■ **EXERCISE AIM**
Please give the data below again in full, exactly as it stands.
--------------------------------
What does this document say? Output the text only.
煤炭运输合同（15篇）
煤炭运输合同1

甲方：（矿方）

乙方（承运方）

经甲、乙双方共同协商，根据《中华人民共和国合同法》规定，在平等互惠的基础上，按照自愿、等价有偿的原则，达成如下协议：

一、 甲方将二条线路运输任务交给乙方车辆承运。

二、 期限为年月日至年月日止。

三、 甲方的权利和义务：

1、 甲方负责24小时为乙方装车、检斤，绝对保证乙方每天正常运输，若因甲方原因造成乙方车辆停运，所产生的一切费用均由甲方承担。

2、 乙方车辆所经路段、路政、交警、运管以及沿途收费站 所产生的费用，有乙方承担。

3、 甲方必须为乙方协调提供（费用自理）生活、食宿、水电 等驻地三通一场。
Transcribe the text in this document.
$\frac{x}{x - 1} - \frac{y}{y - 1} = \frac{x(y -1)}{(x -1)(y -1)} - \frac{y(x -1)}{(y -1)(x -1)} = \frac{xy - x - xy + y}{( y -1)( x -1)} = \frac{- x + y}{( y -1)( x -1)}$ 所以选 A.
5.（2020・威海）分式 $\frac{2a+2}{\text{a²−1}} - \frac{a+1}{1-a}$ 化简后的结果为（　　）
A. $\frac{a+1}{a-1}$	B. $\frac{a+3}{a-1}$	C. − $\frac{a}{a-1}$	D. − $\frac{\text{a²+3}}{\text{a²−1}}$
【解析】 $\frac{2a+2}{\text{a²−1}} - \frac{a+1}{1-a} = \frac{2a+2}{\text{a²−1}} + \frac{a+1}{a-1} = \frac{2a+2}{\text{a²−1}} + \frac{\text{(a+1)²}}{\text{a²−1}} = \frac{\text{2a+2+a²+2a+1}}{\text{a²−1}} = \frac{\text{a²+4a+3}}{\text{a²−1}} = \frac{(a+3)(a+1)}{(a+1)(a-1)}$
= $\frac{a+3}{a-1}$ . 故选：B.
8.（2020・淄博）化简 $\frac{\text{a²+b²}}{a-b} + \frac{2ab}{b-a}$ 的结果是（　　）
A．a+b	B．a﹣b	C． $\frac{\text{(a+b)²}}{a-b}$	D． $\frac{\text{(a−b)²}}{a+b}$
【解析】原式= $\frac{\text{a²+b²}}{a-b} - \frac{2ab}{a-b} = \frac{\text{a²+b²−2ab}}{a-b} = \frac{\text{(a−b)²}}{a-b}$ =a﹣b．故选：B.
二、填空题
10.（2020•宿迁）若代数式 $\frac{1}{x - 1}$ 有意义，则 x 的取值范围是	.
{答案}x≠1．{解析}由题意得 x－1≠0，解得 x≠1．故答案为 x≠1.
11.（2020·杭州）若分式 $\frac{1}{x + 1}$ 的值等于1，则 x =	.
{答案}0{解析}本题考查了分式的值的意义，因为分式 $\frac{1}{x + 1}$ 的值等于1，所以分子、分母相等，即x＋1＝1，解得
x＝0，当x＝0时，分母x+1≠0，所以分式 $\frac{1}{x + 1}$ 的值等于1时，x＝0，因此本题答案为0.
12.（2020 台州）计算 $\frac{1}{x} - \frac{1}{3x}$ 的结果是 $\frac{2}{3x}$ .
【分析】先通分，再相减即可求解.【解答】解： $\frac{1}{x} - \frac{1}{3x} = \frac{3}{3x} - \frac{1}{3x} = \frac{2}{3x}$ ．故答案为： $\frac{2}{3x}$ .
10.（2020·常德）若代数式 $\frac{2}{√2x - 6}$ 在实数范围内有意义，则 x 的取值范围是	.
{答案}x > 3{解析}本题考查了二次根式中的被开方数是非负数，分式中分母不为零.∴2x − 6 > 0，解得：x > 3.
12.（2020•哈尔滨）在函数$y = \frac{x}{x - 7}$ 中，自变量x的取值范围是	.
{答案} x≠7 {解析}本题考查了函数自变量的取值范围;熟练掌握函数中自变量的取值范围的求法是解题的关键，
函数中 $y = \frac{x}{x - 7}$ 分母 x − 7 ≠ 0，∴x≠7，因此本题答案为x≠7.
--------------------------------
■ **FULL OUTPUT**
What does this document say? Output the text only.
煤炭运输合同（15篇）
煤炭运输合同1

甲方：（矿方）

乙方（承运方）

经甲、乙双方共同协商，根据《中华人民共和国合同法》规定，在平等互惠的基础上，按照自愿、等价有偿的原则，达成如下协议：

一、 甲方将二条线路运输任务交给乙方车辆承运。

二、 期限为年月日至年月日止。

三、 甲方的权利和义务：

1、 甲方负责24小时为乙方装车、检斤，绝对保证乙方每天正常运输，若因甲方原因造成乙方车辆停运，所产生的一切费用均由甲方承担。

2、 乙方车辆所经路段、路政、交警、运管以及沿途收费站 所产生的费用，有乙方承担。

3、 甲方必须为乙方协调提供（费用自理）生活、食宿、水电 等驻地三通一场。
Transcribe the text in this document.
$\frac{x}{x - 1} - \frac{y}{y - 1} = \frac{x(y -1)}{(x -1)(y -1)} - \frac{y(x -1)}{(y -1)(x -1)} = \frac{xy - x - xy + y}{( y -1)( x -1)} = \frac{- x + y}{( y -1)( x -1)}$ 所以选 A.
5.（2020・威海）分式 $\frac{2a+2}{\text{a²−1}} - \frac{a+1}{1-a}$ 化简后的结果为（　　）
A. $\frac{a+1}{a-1}$	B. $\frac{a+3}{a-1}$	C. − $\frac{a}{a-1}$	D. − $\frac{\text{a²+3}}{\text{a²−1}}$
【解析】 $\frac{2a+2}{\text{a²−1}} - \frac{a+1}{1-a} = \frac{2a+2}{\text{a²−1}} + \frac{a+1}{a-1} = \frac{2a+2}{\text{a²−1}} + \frac{\text{(a+1)²}}{\text{a²−1}} = \frac{\text{2a+2+a²+2a+1}}{\text{a²−1}} = \frac{\text{a²+4a+3}}{\text{a²−1}} = \frac{(a+3)(a+1)}{(a+1)(a-1)}$
= $\frac{a+3}{a-1}$ . 故选：B.
8.（2020・淄博）化简 $\frac{\text{a²+b²}}{a-b} + \frac{2ab}{b-a}$ 的结果是（　　）
A．a+b	B．a﹣b	C． $\frac{\text{(a+b)²}}{a-b}$	D． $\frac{\text{(a−b)²}}{a+b}$
【解析】原式= $\frac{\text{a²+b²}}{a-b} - \frac{2ab}{a-b} = \frac{\text{a²+b²−2ab}}{a-b} = \frac{\text{(a−b)²}}{a-b}$ =a﹣b．故选：B.
二、填空题
10.（2020•宿迁）若代数式 $\frac{1}{x - 1}$ 有意义，则 x 的取值范围是	.
{答案}x≠1．{解析}由题意得 x－1≠0，解得 x≠1．故答案为 x≠1.
11.（2020·杭州）若分式 $\frac{1}{x + 1}$ 的值等于1，则 x =	.
{答案}0{解析}本题考查了分式的值的意义，因为分式 $\frac{1}{x + 1}$ 的值等于1，所以分子、分母相等，即x＋1＝1，解得
x＝0，当x＝0时，分母x+1≠0，所以分式 $\frac{1}{x + 1}$ 的值等于1时，x＝0，因此本题答案为0.
12.（2020 台州）计算 $\frac{1}{x} - \frac{1}{3x}$ 的结果是 $\frac{2}{3x}$ .
【分析】先通分，再相减即可求解.【解答】解： $\frac{1}{x} - \frac{1}{3x} = \frac{3}{3x} - \frac{1}{3x} = \frac{2}{3x}$ ．故答案为： $\frac{2}{3x}$ .
10.（2020·常德）若代数式 $\frac{2}{√2x - 6}$ 在实数范围内有意义，则 x 的取值范围是	.
{答案}x > 3{解析}本题考查了二次根式中的被开方数是非负数，分式中分母不为零.∴2x − 6 > 0，解得：x > 3.
12.（2020•哈尔滨）在函数$y = \frac{x}{x - 7}$ 中，自变量x的取值范围是	.
{答案} x≠7 {解析}本题考查了函数自变量的取值范围;熟练掌握函数中自变量的取值范围的求法是解题的关键，
函数中 $y = \frac{x}{x - 7}$ 分母 x − 7 ≠ 0，∴x≠7，因此本题答案为x≠7.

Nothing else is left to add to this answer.